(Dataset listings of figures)
================================

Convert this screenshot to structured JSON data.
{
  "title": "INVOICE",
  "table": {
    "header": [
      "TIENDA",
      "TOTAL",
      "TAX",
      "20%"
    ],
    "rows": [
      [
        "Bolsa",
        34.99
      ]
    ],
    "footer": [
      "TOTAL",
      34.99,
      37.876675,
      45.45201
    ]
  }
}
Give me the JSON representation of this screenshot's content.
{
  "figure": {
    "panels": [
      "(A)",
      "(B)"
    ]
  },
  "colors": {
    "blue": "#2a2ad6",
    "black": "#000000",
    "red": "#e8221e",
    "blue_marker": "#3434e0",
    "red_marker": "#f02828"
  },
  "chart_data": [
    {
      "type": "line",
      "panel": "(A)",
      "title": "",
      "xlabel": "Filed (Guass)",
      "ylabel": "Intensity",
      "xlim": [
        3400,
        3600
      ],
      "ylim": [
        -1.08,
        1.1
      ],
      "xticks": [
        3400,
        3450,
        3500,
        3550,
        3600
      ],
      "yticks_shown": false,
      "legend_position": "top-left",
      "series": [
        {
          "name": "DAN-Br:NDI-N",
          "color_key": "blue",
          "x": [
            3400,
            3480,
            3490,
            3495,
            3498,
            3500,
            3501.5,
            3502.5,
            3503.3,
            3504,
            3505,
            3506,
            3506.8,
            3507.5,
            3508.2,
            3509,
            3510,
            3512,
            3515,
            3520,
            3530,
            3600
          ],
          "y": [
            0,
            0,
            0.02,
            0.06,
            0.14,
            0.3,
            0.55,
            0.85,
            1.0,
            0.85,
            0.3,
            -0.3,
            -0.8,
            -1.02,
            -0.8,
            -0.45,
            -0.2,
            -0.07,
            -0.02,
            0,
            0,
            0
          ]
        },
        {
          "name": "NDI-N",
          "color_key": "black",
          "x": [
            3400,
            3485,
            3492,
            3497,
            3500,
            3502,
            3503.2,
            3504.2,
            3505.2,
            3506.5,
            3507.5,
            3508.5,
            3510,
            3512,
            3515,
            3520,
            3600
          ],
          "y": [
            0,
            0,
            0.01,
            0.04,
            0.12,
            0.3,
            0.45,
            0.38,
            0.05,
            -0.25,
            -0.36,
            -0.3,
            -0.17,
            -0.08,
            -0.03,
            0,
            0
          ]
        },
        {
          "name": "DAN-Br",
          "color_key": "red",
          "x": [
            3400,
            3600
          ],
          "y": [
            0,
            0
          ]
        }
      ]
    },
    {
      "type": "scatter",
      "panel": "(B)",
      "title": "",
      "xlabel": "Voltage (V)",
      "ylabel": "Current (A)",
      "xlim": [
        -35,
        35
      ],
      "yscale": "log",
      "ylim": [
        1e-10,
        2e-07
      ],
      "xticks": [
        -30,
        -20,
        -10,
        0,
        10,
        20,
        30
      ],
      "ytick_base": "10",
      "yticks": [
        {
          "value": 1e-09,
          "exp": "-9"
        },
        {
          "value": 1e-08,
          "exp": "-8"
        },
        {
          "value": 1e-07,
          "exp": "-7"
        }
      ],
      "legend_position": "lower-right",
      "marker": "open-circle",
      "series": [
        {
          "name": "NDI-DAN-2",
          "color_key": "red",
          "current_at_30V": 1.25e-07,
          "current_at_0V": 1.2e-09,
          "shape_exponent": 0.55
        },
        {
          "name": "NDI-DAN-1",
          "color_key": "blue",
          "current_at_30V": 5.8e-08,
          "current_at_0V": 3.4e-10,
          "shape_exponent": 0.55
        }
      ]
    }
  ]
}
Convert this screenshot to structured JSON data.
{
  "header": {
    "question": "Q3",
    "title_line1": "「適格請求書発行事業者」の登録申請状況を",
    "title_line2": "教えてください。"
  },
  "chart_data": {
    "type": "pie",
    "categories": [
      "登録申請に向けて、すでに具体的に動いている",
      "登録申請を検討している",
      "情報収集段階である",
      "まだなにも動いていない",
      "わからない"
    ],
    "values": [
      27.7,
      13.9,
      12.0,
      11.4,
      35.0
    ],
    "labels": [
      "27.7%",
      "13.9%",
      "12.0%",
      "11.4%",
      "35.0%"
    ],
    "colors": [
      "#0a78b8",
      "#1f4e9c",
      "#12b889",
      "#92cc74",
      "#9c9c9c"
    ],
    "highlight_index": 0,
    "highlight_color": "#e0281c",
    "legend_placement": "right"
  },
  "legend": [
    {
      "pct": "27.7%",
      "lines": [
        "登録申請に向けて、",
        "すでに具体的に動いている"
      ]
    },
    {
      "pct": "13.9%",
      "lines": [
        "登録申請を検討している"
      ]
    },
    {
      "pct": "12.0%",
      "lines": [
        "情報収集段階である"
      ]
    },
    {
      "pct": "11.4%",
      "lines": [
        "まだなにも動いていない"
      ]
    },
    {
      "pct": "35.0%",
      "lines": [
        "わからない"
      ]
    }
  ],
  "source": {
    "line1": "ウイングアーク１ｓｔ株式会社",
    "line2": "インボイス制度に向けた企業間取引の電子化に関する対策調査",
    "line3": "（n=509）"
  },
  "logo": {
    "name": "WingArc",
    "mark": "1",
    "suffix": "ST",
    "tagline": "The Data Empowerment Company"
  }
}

================================

THE TASK: All of the data must be returned exactly.

THE RESPONSE:
Convert this screenshot to structured JSON data.
{
  "title": "INVOICE",
  "table": {
    "header": [
      "TIENDA",
      "TOTAL",
      "TAX",
      "20%"
    ],
    "rows": [
      [
        "Bolsa",
        34.99
      ]
    ],
    "footer": [
      "TOTAL",
      34.99,
      37.876675,
      45.45201
    ]
  }
}
Give me the JSON representation of this screenshot's content.
{
  "figure": {
    "panels": [
      "(A)",
      "(B)"
    ]
  },
  "colors": {
    "blue": "#2a2ad6",
    "black": "#000000",
    "red": "#e8221e",
    "blue_marker": "#3434e0",
    "red_marker": "#f02828"
  },
  "chart_data": [
    {
      "type": "line",
      "panel": "(A)",
      "title": "",
      "xlabel": "Filed (Guass)",
      "ylabel": "Intensity",
      "xlim": [
        3400,
        3600
      ],
      "ylim": [
        -1.08,
        1.1
      ],
      "xticks": [
        3400,
        3450,
        3500,
        3550,
        3600
      ],
      "yticks_shown": false,
      "legend_position": "top-left",
      "series": [
        {
          "name": "DAN-Br:NDI-N",
          "color_key": "blue",
          "x": [
            3400,
            3480,
            3490,
            3495,
            3498,
            3500,
            3501.5,
            3502.5,
            3503.3,
            3504,
            3505,
            3506,
            3506.8,
            3507.5,
            3508.2,
            3509,
            3510,
            3512,
            3515,
            3520,
            3530,
            3600
          ],
          "y": [
            0,
            0,
            0.02,
            0.06,
            0.14,
            0.3,
            0.55,
            0.85,
            1.0,
            0.85,
            0.3,
            -0.3,
            -0.8,
            -1.02,
            -0.8,
            -0.45,
            -0.2,
            -0.07,
            -0.02,
            0,
            0,
            0
          ]
        },
        {
          "name": "NDI-N",
          "color_key": "black",
          "x": [
            3400,
            3485,
            3492,
            3497,
            3500,
            3502,
            3503.2,
            3504.2,
            3505.2,
            3506.5,
            3507.5,
            3508.5,
            3510,
            3512,
            3515,
            3520,
            3600
          ],
          "y": [
            0,
            0,
            0.01,
            0.04,
            0.12,
            0.3,
            0.45,
            0.38,
            0.05,
            -0.25,
            -0.36,
            -0.3,
            -0.17,
            -0.08,
            -0.03,
            0,
            0
          ]
        },
        {
          "name": "DAN-Br",
          "color_key": "red",
          "x": [
            3400,
            3600
          ],
          "y": [
            0,
            0
          ]
        }
      ]
    },
    {
      "type": "scatter",
      "panel": "(B)",
      "title": "",
      "xlabel": "Voltage (V)",
      "ylabel": "Current (A)",
      "xlim": [
        -35,
        35
      ],
      "yscale": "log",
      "ylim": [
        1e-10,
        2e-07
      ],
      "xticks": [
        -30,
        -20,
        -10,
        0,
        10,
        20,
        30
      ],
      "ytick_base": "10",
      "yticks": [
        {
          "value": 1e-09,
          "exp": "-9"
        },
        {
          "value": 1e-08,
          "exp": "-8"
        },
        {
          "value": 1e-07,
          "exp": "-7"
        }
      ],
      "legend_position": "lower-right",
      "marker": "open-circle",
      "series": [
        {
          "name": "NDI-DAN-2",
          "color_key": "red",
          "current_at_30V": 1.25e-07,
          "current_at_0V": 1.2e-09,
          "shape_exponent": 0.55
        },
        {
          "name": "NDI-DAN-1",
          "color_key": "blue",
          "current_at_30V": 5.8e-08,
          "current_at_0V": 3.4e-10,
          "shape_exponent": 0.55
        }
      ]
    }
  ]
}
Convert this screenshot to structured JSON data.
{
  "header": {
    "question": "Q3",
    "title_line1": "「適格請求書発行事業者」の登録申請状況を",
    "title_line2": "教えてください。"
  },
  "chart_data": {
    "type": "pie",
    "categories": [
      "登録申請に向けて、すでに具体的に動いている",
      "登録申請を検討している",
      "情報収集段階である",
      "まだなにも動いていない",
      "わからない"
    ],
    "values": [
      27.7,
      13.9,
      12.0,
      11.4,
      35.0
    ],
    "labels": [
      "27.7%",
      "13.9%",
      "12.0%",
      "11.4%",
      "35.0%"
    ],
    "colors": [
      "#0a78b8",
      "#1f4e9c",
      "#12b889",
      "#92cc74",
      "#9c9c9c"
    ],
    "highlight_index": 0,
    "highlight_color": "#e0281c",
    "legend_placement": "right"
  },
  "legend": [
    {
      "pct": "27.7%",
      "lines": [
        "登録申請に向けて、",
        "すでに具体的に動いている"
      ]
    },
    {
      "pct": "13.9%",
      "lines": [
        "登録申請を検討している"
      ]
    },
    {
      "pct": "12.0%",
      "lines": [
        "情報収集段階である"
      ]
    },
    {
      "pct": "11.4%",
      "lines": [
        "まだなにも動いていない"
      ]
    },
    {
      "pct": "35.0%",
      "lines": [
        "わからない"
      ]
    }
  ],
  "source": {
    "line1": "ウイングアーク１ｓｔ株式会社",
    "line2": "インボイス制度に向けた企業間取引の電子化に関する対策調査",
    "line3": "（n=509）"
  },
  "logo": {
    "name": "WingArc",
    "mark": "1",
    "suffix": "ST",
    "tagline": "The Data Empowerment Company"
  }
}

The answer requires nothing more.